(Records excerpted from a collection)
---+---
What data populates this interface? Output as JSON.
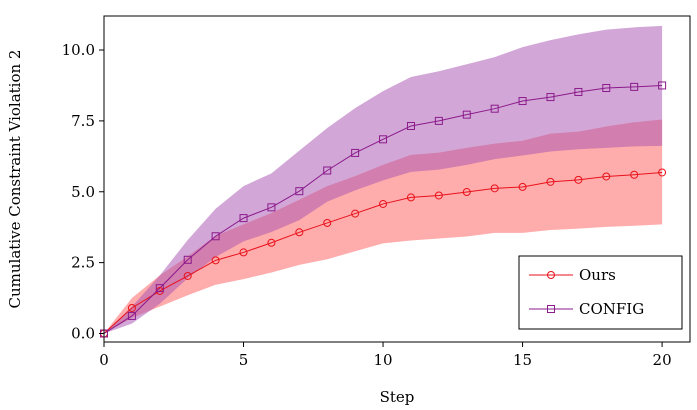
{
  "chart_data": {
    "type": "line",
    "xlabel": "Step",
    "ylabel": "Cumulative Constraint Violation 2",
    "xlim": [
      0,
      21
    ],
    "ylim": [
      -0.3,
      11.2
    ],
    "xticks": [
      0,
      5,
      10,
      15,
      20
    ],
    "yticks": [
      0.0,
      2.5,
      5.0,
      7.5,
      10.0
    ],
    "xtick_labels": [
      "0",
      "5",
      "10",
      "15",
      "20"
    ],
    "ytick_labels": [
      "0.0",
      "2.5",
      "5.0",
      "7.5",
      "10.0"
    ],
    "grid": false,
    "legend_position": "bottom-right",
    "x": [
      0,
      1,
      2,
      3,
      4,
      5,
      6,
      7,
      8,
      9,
      10,
      11,
      12,
      13,
      14,
      15,
      16,
      17,
      18,
      19,
      20
    ],
    "series": [
      {
        "name": "Ours",
        "color": "#e8121b",
        "band_color": "#ff5a5a",
        "marker": "circle",
        "values": [
          0.0,
          0.9,
          1.5,
          2.03,
          2.58,
          2.86,
          3.2,
          3.57,
          3.9,
          4.23,
          4.57,
          4.8,
          4.87,
          4.99,
          5.12,
          5.17,
          5.35,
          5.42,
          5.54,
          5.6,
          5.68
        ],
        "lower": [
          0.0,
          0.55,
          0.95,
          1.35,
          1.72,
          1.92,
          2.15,
          2.42,
          2.62,
          2.9,
          3.18,
          3.28,
          3.35,
          3.42,
          3.55,
          3.55,
          3.65,
          3.7,
          3.76,
          3.8,
          3.85
        ],
        "upper": [
          0.0,
          1.25,
          2.05,
          2.72,
          3.45,
          3.85,
          4.25,
          4.72,
          5.2,
          5.55,
          5.95,
          6.3,
          6.38,
          6.55,
          6.7,
          6.8,
          7.05,
          7.12,
          7.3,
          7.45,
          7.55
        ]
      },
      {
        "name": "CONFIG",
        "color": "#8b1a8b",
        "band_color": "#a64fb0",
        "marker": "square",
        "values": [
          0.0,
          0.62,
          1.6,
          2.6,
          3.43,
          4.07,
          4.45,
          5.02,
          5.75,
          6.37,
          6.85,
          7.32,
          7.5,
          7.72,
          7.93,
          8.2,
          8.34,
          8.52,
          8.66,
          8.7,
          8.75
        ],
        "lower": [
          0.0,
          0.35,
          1.05,
          1.95,
          2.7,
          3.25,
          3.58,
          4.0,
          4.65,
          5.05,
          5.4,
          5.7,
          5.78,
          5.95,
          6.15,
          6.28,
          6.42,
          6.5,
          6.55,
          6.6,
          6.62
        ],
        "upper": [
          0.0,
          0.95,
          2.05,
          3.3,
          4.4,
          5.2,
          5.65,
          6.45,
          7.25,
          7.95,
          8.55,
          9.05,
          9.25,
          9.5,
          9.75,
          10.1,
          10.35,
          10.55,
          10.72,
          10.8,
          10.85
        ]
      }
    ]
  }
}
---+---
*Written instruction*. Each entry shown above must be quoted exactly, with its pictures left out.

*Result of this exercise*.
What data populates this interface? Output as JSON.
{
  "chart_data": {
    "type": "line",
    "xlabel": "Step",
    "ylabel": "Cumulative Constraint Violation 2",
    "xlim": [
      0,
      21
    ],
    "ylim": [
      -0.3,
      11.2
    ],
    "xticks": [
      0,
      5,
      10,
      15,
      20
    ],
    "yticks": [
      0.0,
      2.5,
      5.0,
      7.5,
      10.0
    ],
    "xtick_labels": [
      "0",
      "5",
      "10",
      "15",
      "20"
    ],
    "ytick_labels": [
      "0.0",
      "2.5",
      "5.0",
      "7.5",
      "10.0"
    ],
    "grid": false,
    "legend_position": "bottom-right",
    "x": [
      0,
      1,
      2,
      3,
      4,
      5,
      6,
      7,
      8,
      9,
      10,
      11,
      12,
      13,
      14,
      15,
      16,
      17,
      18,
      19,
      20
    ],
    "series": [
      {
        "name": "Ours",
        "color": "#e8121b",
        "band_color": "#ff5a5a",
        "marker": "circle",
        "values": [
          0.0,
          0.9,
          1.5,
          2.03,
          2.58,
          2.86,
          3.2,
          3.57,
          3.9,
          4.23,
          4.57,
          4.8,
          4.87,
          4.99,
          5.12,
          5.17,
          5.35,
          5.42,
          5.54,
          5.6,
          5.68
        ],
        "lower": [
          0.0,
          0.55,
          0.95,
          1.35,
          1.72,
          1.92,
          2.15,
          2.42,
          2.62,
          2.9,
          3.18,
          3.28,
          3.35,
          3.42,
          3.55,
          3.55,
          3.65,
          3.7,
          3.76,
          3.8,
          3.85
        ],
        "upper": [
          0.0,
          1.25,
          2.05,
          2.72,
          3.45,
          3.85,
          4.25,
          4.72,
          5.2,
          5.55,
          5.95,
          6.3,
          6.38,
          6.55,
          6.7,
          6.8,
          7.05,
          7.12,
          7.3,
          7.45,
          7.55
        ]
      },
      {
        "name": "CONFIG",
        "color": "#8b1a8b",
        "band_color": "#a64fb0",
        "marker": "square",
        "values": [
          0.0,
          0.62,
          1.6,
          2.6,
          3.43,
          4.07,
          4.45,
          5.02,
          5.75,
          6.37,
          6.85,
          7.32,
          7.5,
          7.72,
          7.93,
          8.2,
          8.34,
          8.52,
          8.66,
          8.7,
          8.75
        ],
        "lower": [
          0.0,
          0.35,
          1.05,
          1.95,
          2.7,
          3.25,
          3.58,
          4.0,
          4.65,
          5.05,
          5.4,
          5.7,
          5.78,
          5.95,
          6.15,
          6.28,
          6.42,
          6.5,
          6.55,
          6.6,
          6.62
        ],
        "upper": [
          0.0,
          0.95,
          2.05,
          3.3,
          4.4,
          5.2,
          5.65,
          6.45,
          7.25,
          7.95,
          8.55,
          9.05,
          9.25,
          9.5,
          9.75,
          10.1,
          10.35,
          10.55,
          10.72,
          10.8,
          10.85
        ]
      }
    ]
  }
}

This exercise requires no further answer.